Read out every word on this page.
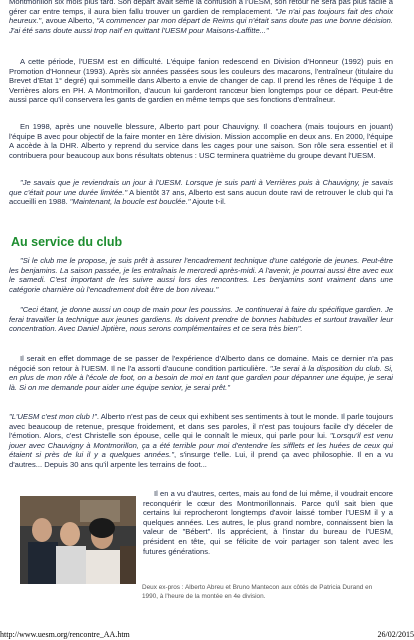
Montmorillon six mois plus tard. Son départ avait semé la confusion à l'UESM, son retour ne sera pas plus facile à gérer car entre temps, il aura bien fallu trouver un gardien de remplacement. "Je n'ai pas toujours fait des choix heureux.", avoue Alberto, "A commencer par mon départ de Reims qui n'était sans doute pas une bonne décision. J'ai été sans doute aussi trop naïf en quittant l'UESM pour Maisons-Laffitte..."
A cette période, l'UESM est en difficulté. L'équipe fanion redescend en Division d'Honneur (1992) puis en Promotion d'Honneur (1993). Après six années passées sous les couleurs des macarons, l'entraîneur (titulaire du Brevet d'Etat 1° degré) qui sommeille dans Alberto a envie de changer de cap. Il prend les rênes de l'équipe 1 de Verrières alors en PH. A Montmorillon, d'aucun lui garderont rancœur bien longtemps pour ce départ. Peut-être aussi parce qu'il conservera les gants de gardien en même temps que ses fonctions d'entraîneur.
En 1998, après une nouvelle blessure, Alberto part pour Chauvigny. Il coachera (mais toujours en jouant) l'équipe B avec pour objectif de la faire monter en 1ère division. Mission accomplie en deux ans. En 2000, l'équipe A accède à la DHR. Alberto y reprend du service dans les cages pour une saison. Son rôle sera essentiel et il contribuera pour beaucoup aux bons résultats obtenus : USC terminera quatrième du groupe devant l'UESM.
"Je savais que je reviendrais un jour à l'UESM. Lorsque je suis parti à Verrières puis à Chauvigny, je savais que c'était pour une durée limitée." A bientôt 37 ans, Alberto est sans aucun doute ravi de retrouver le club qui l'a accueilli en 1988. "Maintenant, la boucle est bouclée." Ajoute t-il.
Au service du club
"Si le club me le propose, je suis prêt à assurer l'encadrement technique d'une catégorie de jeunes. Peut-être les benjamins. La saison passée, je les entraînais le mercredi après-midi. A l'avenir, je pourrai aussi être avec eux le samedi. C'est important de les suivre aussi lors des rencontres. Les benjamins sont vraiment dans une catégorie charnière où l'encadrement doit être de bon niveau."
"Ceci étant, je donne aussi un coup de main pour les poussins. Je continuerai à faire du spécifique gardien. Je ferai travailler la technique aux jeunes gardiens. Ils doivent prendre de bonnes habitudes et surtout travailler leur concentration. Avec Daniel Jiptière, nous serons complémentaires et ce sera très bien".
Il serait en effet dommage de se passer de l'expérience d'Alberto dans ce domaine. Mais ce dernier n'a pas négocié son retour à l'UESM. Il ne l'a assorti d'aucune condition particulière. "Je serai à la disposition du club. Si, en plus de mon rôle à l'école de foot, on a besoin de moi en tant que gardien pour dépanner une équipe, je serai là. Si on me demande pour aider une équipe senior, je serai prêt."
"L'UESM c'est mon club !". Alberto n'est pas de ceux qui exhibent ses sentiments à tout le monde. Il parle toujours avec beaucoup de retenue, presque froidement, et dans ses paroles, il n'est pas toujours facile d'y déceler de l'émotion. Alors, c'est Christelle son épouse, celle qui le connaît le mieux, qui parle pour lui. "Lorsqu'il est venu jouer avec Chauvigny à Montmorillon, ça a été terrible pour moi d'entendre les sifflets et les huées de ceux qui étaient si près de lui il y a quelques années.", s'insurge t'elle. Lui, il prend ça avec philosophie. Il en a vu d'autres... Depuis 30 ans qu'il arpente les terrains de foot...
Il en a vu d'autres, certes, mais au fond de lui même, il voudrait encore reconquérir le cœur des Montmorillonnais. Parce qu'il sait bien que certains lui reprocheront longtemps d'avoir laissé tomber l'UESM il y a quelques années. Les autres, le plus grand nombre, connaissent bien la valeur de "Bébert". Ils apprécient, à l'instar du bureau de l'UESM, président en tête, qui se félicite de voir partager son talent avec les futures générations.

Deux ex-pros : Alberto Abreu et Bruno Mantecon aux côtés de Patricia Durand en 1990, à l'heure de la montée en 4e division.

http://www.uesm.org/rencontre_AA.htm	26/02/2015
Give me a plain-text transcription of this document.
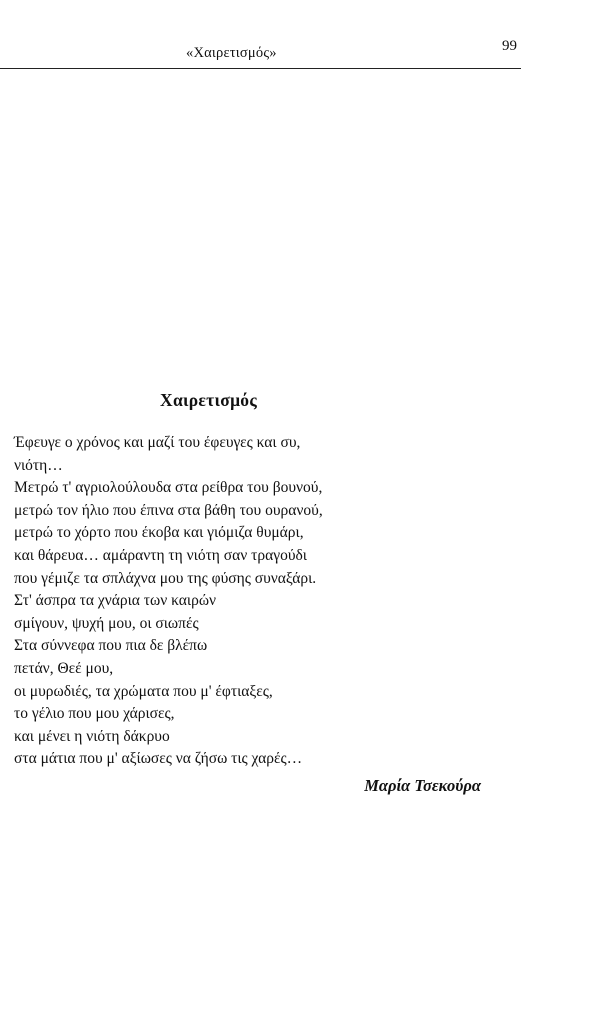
«Χαιρετισμός»	99
Χαιρετισμός
Έφευγε ο χρόνος και μαζί του έφευγες και συ,
νιότη…
Μετρώ τ' αγριολούλουδα στα ρείθρα του βουνού,
μετρώ τον ήλιο που έπινα στα βάθη του ουρανού,
μετρώ το χόρτο που έκοβα και γιόμιζα θυμάρι,
και θάρευα… αμάραντη τη νιότη σαν τραγούδι
που γέμιζε τα σπλάχνα μου της φύσης συναξάρι.
Στ' άσπρα τα χνάρια των καιρών
σμίγουν, ψυχή μου, οι σιωπές
Στα σύννεφα που πια δε βλέπω
πετάν, Θεέ μου,
οι μυρωδιές, τα χρώματα που μ' έφτιαξες,
το γέλιο που μου χάρισες,
και μένει η νιότη δάκρυο
στα μάτια που μ' αξίωσες να ζήσω τις χαρές…
Μαρία Τσεκούρα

> What is being asked:
Reproduce all of the material above word for word. Omit the pictures.

> Solution:
Read out every word on this page.
Montmorillon six mois plus tard. Son départ avait semé la confusion à l'UESM, son retour ne sera pas plus facile à gérer car entre temps, il aura bien fallu trouver un gardien de remplacement. "Je n'ai pas toujours fait des choix heureux.", avoue Alberto, "A commencer par mon départ de Reims qui n'était sans doute pas une bonne décision. J'ai été sans doute aussi trop naïf en quittant l'UESM pour Maisons-Laffitte..."
A cette période, l'UESM est en difficulté. L'équipe fanion redescend en Division d'Honneur (1992) puis en Promotion d'Honneur (1993). Après six années passées sous les couleurs des macarons, l'entraîneur (titulaire du Brevet d'Etat 1° degré) qui sommeille dans Alberto a envie de changer de cap. Il prend les rênes de l'équipe 1 de Verrières alors en PH. A Montmorillon, d'aucun lui garderont rancœur bien longtemps pour ce départ. Peut-être aussi parce qu'il conservera les gants de gardien en même temps que ses fonctions d'entraîneur.
En 1998, après une nouvelle blessure, Alberto part pour Chauvigny. Il coachera (mais toujours en jouant) l'équipe B avec pour objectif de la faire monter en 1ère division. Mission accomplie en deux ans. En 2000, l'équipe A accède à la DHR. Alberto y reprend du service dans les cages pour une saison. Son rôle sera essentiel et il contribuera pour beaucoup aux bons résultats obtenus : USC terminera quatrième du groupe devant l'UESM.
"Je savais que je reviendrais un jour à l'UESM. Lorsque je suis parti à Verrières puis à Chauvigny, je savais que c'était pour une durée limitée." A bientôt 37 ans, Alberto est sans aucun doute ravi de retrouver le club qui l'a accueilli en 1988. "Maintenant, la boucle est bouclée." Ajoute t-il.
Au service du club
"Si le club me le propose, je suis prêt à assurer l'encadrement technique d'une catégorie de jeunes. Peut-être les benjamins. La saison passée, je les entraînais le mercredi après-midi. A l'avenir, je pourrai aussi être avec eux le samedi. C'est important de les suivre aussi lors des rencontres. Les benjamins sont vraiment dans une catégorie charnière où l'encadrement doit être de bon niveau."
"Ceci étant, je donne aussi un coup de main pour les poussins. Je continuerai à faire du spécifique gardien. Je ferai travailler la technique aux jeunes gardiens. Ils doivent prendre de bonnes habitudes et surtout travailler leur concentration. Avec Daniel Jiptière, nous serons complémentaires et ce sera très bien".
Il serait en effet dommage de se passer de l'expérience d'Alberto dans ce domaine. Mais ce dernier n'a pas négocié son retour à l'UESM. Il ne l'a assorti d'aucune condition particulière. "Je serai à la disposition du club. Si, en plus de mon rôle à l'école de foot, on a besoin de moi en tant que gardien pour dépanner une équipe, je serai là. Si on me demande pour aider une équipe senior, je serai prêt."
"L'UESM c'est mon club !". Alberto n'est pas de ceux qui exhibent ses sentiments à tout le monde. Il parle toujours avec beaucoup de retenue, presque froidement, et dans ses paroles, il n'est pas toujours facile d'y déceler de l'émotion. Alors, c'est Christelle son épouse, celle qui le connaît le mieux, qui parle pour lui. "Lorsqu'il est venu jouer avec Chauvigny à Montmorillon, ça a été terrible pour moi d'entendre les sifflets et les huées de ceux qui étaient si près de lui il y a quelques années.", s'insurge t'elle. Lui, il prend ça avec philosophie. Il en a vu d'autres... Depuis 30 ans qu'il arpente les terrains de foot...
Il en a vu d'autres, certes, mais au fond de lui même, il voudrait encore reconquérir le cœur des Montmorillonnais. Parce qu'il sait bien que certains lui reprocheront longtemps d'avoir laissé tomber l'UESM il y a quelques années. Les autres, le plus grand nombre, connaissent bien la valeur de "Bébert". Ils apprécient, à l'instar du bureau de l'UESM, président en tête, qui se félicite de voir partager son talent avec les futures générations.

Deux ex-pros : Alberto Abreu et Bruno Mantecon aux côtés de Patricia Durand en 1990, à l'heure de la montée en 4e division.

http://www.uesm.org/rencontre_AA.htm	26/02/2015
Give me a plain-text transcription of this document.
«Χαιρετισμός»	99
Χαιρετισμός
Έφευγε ο χρόνος και μαζί του έφευγες και συ,
νιότη…
Μετρώ τ' αγριολούλουδα στα ρείθρα του βουνού,
μετρώ τον ήλιο που έπινα στα βάθη του ουρανού,
μετρώ το χόρτο που έκοβα και γιόμιζα θυμάρι,
και θάρευα… αμάραντη τη νιότη σαν τραγούδι
που γέμιζε τα σπλάχνα μου της φύσης συναξάρι.
Στ' άσπρα τα χνάρια των καιρών
σμίγουν, ψυχή μου, οι σιωπές
Στα σύννεφα που πια δε βλέπω
πετάν, Θεέ μου,
οι μυρωδιές, τα χρώματα που μ' έφτιαξες,
το γέλιο που μου χάρισες,
και μένει η νιότη δάκρυο
στα μάτια που μ' αξίωσες να ζήσω τις χαρές…
Μαρία Τσεκούρα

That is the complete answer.